*** SOURCE TEXT ***

5 Best Practices for Feature Flagging
As software teams seek higher agility, the tools and techniques for software development and delivery continue to evolve every year. DevOps and CI/CD practices provide a solid framework that allows teams to release software with increased automation and with less risk. One of the best ways to do this is to incorporate feature flagging into software development practices. In their most basic form, feature flags are “if and else” statements that create a conditional branch into code, which allows developers to restrict some functionality to certain groups of users. If a flag or toggle is switched on, the code is executed; else skipped. However, feature flags can go beyond simple boolean states and could be a complex logical statement, list, array and more.
Teams across the globe use feature flags (also called feature toggles) for reliable releases and experimentation. A major advantage of feature flags is that they provide a granular separation between delivery and release. Teams can carefully roll out features to a limited audience, validate their functionality and performance and gradually release the same features to a bigger audience using blue-green, canary and other phased deployment practices. While there are obvious benefits of using feature flags, they can get increasingly complex and challenging to maintain over time.
While most teams start using feature flags relying on in-house systems, they lack a scalable strategy for managing the feature flags. As more flags are added to the code, the application becomes harder to test, more difficult for team members to understand and more susceptible to errors. At times, testing in production can also leak issues and expose vulnerabilities to the public. This puts extra pressure on teams and can lead to increased test costs. Without the tools necessary to manage feature flags at scale, the costs and risks associated with feature flagging often outweigh its benefits. You can easily avoid such risks following the best practices in feature flag management. Here are the top five ways for managing your feature flags better:
Flag naming convention
A proper naming convention for feature flags is the first step towards better management. In the absence of a naming convention, it’s possible for team members to confuse the flags or worse, create flags with the same name. If you don’t label your flags carefully, someone in your team could mistakenly trigger these flags, which can lead to severe disruptions in extreme cases. Adopt a naming convention that allows you to get information about the type or the purpose of the changes introduced to a flag. CloudBees Feature Management provides you with a unique approach that enforces name uniqueness under namespaces based on the type system of the programming language you are using
In order to track changes better, consider logging all the changes to a feature flag. If you set up logging, you can track who introduced a change, and at what time. In distributed teams, this can save numerous hours in figuring out who is responsible or has the rights for a particular change. The effects of feature distribution are not restricted to the engineering team, you should log the feature status to your usage analytics, support systems, etc. With CloudBees Feature Management, we have exposed the impression handler to allow you to report to all your different platforms.

*** End of SOURCE TEXT ***
*** STORED DATA ***

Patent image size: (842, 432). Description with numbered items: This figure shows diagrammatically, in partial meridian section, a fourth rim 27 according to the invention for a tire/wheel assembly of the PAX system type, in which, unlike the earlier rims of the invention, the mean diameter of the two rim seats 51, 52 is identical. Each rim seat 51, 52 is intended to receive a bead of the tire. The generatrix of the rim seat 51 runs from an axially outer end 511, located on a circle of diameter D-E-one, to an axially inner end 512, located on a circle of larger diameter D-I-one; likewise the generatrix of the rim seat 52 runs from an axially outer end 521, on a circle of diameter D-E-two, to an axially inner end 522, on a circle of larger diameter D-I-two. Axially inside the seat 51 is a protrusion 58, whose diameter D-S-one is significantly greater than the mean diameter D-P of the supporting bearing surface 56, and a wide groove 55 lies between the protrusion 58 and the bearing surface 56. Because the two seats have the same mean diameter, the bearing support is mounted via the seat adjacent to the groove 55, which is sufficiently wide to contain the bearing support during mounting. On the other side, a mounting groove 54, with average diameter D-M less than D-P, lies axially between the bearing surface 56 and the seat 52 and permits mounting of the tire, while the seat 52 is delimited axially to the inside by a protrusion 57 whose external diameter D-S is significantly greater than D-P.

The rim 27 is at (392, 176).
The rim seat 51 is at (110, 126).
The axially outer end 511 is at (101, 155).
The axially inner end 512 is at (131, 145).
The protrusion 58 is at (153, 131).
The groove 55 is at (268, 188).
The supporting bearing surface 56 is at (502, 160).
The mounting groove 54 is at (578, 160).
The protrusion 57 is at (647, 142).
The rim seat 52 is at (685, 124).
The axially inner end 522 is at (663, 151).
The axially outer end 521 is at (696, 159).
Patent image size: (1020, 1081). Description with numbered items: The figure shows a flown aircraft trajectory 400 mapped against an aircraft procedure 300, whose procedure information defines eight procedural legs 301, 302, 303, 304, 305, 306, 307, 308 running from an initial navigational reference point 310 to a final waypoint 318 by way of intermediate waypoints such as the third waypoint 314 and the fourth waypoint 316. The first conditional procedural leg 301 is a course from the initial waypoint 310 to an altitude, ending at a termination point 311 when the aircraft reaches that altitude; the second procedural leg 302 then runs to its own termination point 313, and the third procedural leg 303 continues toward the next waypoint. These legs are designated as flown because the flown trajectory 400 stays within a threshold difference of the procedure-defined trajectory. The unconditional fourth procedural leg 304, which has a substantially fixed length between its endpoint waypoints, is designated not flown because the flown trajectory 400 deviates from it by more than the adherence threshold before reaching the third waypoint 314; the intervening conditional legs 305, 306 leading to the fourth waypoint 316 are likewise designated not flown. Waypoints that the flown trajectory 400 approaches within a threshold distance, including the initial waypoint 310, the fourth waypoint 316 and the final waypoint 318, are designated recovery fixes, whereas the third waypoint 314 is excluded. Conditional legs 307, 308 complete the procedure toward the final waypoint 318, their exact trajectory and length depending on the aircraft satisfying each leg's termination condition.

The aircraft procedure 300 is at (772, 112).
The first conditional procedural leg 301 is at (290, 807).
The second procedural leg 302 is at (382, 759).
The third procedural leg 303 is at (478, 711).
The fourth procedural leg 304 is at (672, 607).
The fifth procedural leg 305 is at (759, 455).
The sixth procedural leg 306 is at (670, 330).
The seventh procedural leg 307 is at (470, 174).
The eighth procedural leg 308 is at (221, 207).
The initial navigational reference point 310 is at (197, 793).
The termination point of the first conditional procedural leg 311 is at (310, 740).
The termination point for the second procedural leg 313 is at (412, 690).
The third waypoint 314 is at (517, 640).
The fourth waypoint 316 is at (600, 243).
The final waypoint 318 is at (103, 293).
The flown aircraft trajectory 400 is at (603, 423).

*** End of STORED DATA ***

TASK SET:
(a) In the text on feature flagging, substitute "conditional path" for "conditional branch" and write out the part that opens with the words containing "5 Best Practices" and closes with "array and more.".
(b) Summarize the text on feature flagging in two sentences.
(c) Rewrite as a bulleted list the paragraph of the feature flagging text that begins "In order to track changes better," keeping its main facts.
Nothing in the material is needed for this work.

SOLVED TASKS:
(a)
5 Best Practices for Feature Flagging
As software teams seek higher agility, the tools and techniques for software development and delivery continue to evolve every year. DevOps and CI/CD practices provide a solid framework that allows teams to release software with increased automation and with less risk. One of the best ways to do this is to incorporate feature flagging into software development practices. In their most basic form, feature flags are “if and else” statements that create a conditional path into code, which allows developers to restrict some functionality to certain groups of users. If a flag or toggle is switched on, the code is executed; else skipped. However, feature flags can go beyond simple boolean states and could be a complex logical statement, list, array and more.

(b) Feature flags are conditional statements that let teams restrict functionality to certain groups of users and separate delivery from release so that features can be rolled out gradually, but they grow complex and risky to maintain without a scalable management strategy. The text recommends practices that include adopting a clear naming convention for flags and logging every change to a flag so teams can track who made it and when.

(c)
- Log all changes to a feature flag.
- Logging records who introduced a change and when, which can save distributed teams many hours in working out who is responsible for a change or has the rights to make it.
- Feature distribution affects more than the engineering team, so also log feature status to usage analytics, support systems and similar tools.
- CloudBees Feature Management exposes the impression handler so that teams can report to all their different platforms.